What is being asked — Write out the material exactly, without any of its pictures.

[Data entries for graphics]
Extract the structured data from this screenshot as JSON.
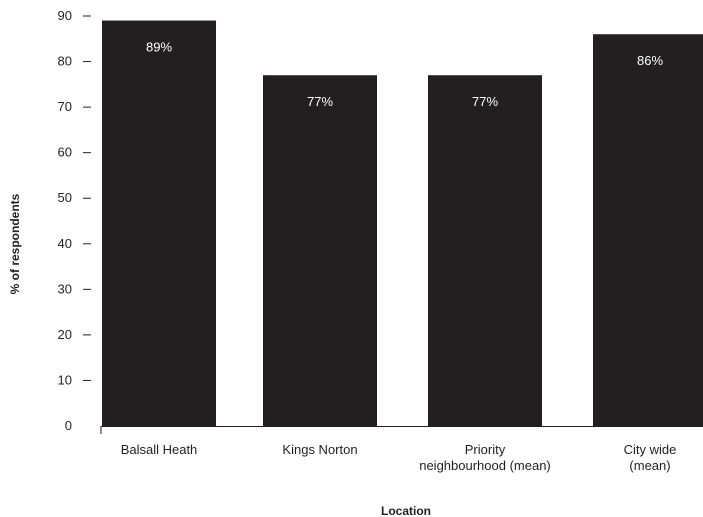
{
  "chart_data": {
    "type": "bar",
    "categories": [
      [
        "Balsall Heath"
      ],
      [
        "Kings Norton"
      ],
      [
        "Priority",
        "neighbourhood (mean)"
      ],
      [
        "City wide",
        "(mean)"
      ]
    ],
    "values": [
      89,
      77,
      77,
      86
    ],
    "data_labels": [
      "89%",
      "77%",
      "77%",
      "86%"
    ],
    "title": "",
    "xlabel": "Location",
    "ylabel": "% of respondents",
    "ylim": [
      0,
      90
    ],
    "yticks": [
      0,
      10,
      20,
      30,
      40,
      50,
      60,
      70,
      80,
      90
    ],
    "bar_color": "#231f20",
    "grid": false,
    "legend": "none"
  }
}
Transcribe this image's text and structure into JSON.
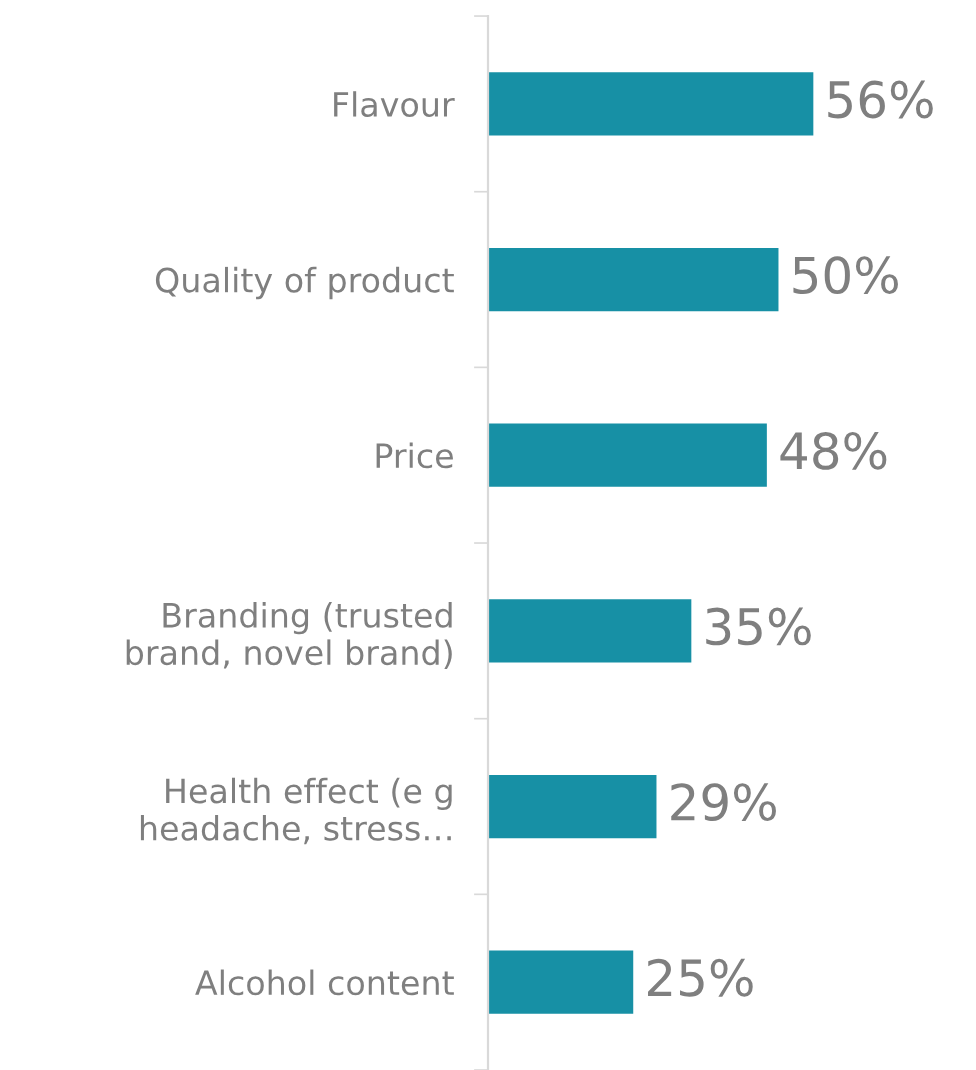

Correct output —
Extract the structured data from this screenshot as JSON.
{
  "chart_data": {
    "type": "bar",
    "categories": [
      [
        "Balsall Heath"
      ],
      [
        "Kings Norton"
      ],
      [
        "Priority",
        "neighbourhood (mean)"
      ],
      [
        "City wide",
        "(mean)"
      ]
    ],
    "values": [
      89,
      77,
      77,
      86
    ],
    "data_labels": [
      "89%",
      "77%",
      "77%",
      "86%"
    ],
    "title": "",
    "xlabel": "Location",
    "ylabel": "% of respondents",
    "ylim": [
      0,
      90
    ],
    "yticks": [
      0,
      10,
      20,
      30,
      40,
      50,
      60,
      70,
      80,
      90
    ],
    "bar_color": "#231f20",
    "grid": false,
    "legend": "none"
  }
}
Transcribe this image's text and structure into JSON.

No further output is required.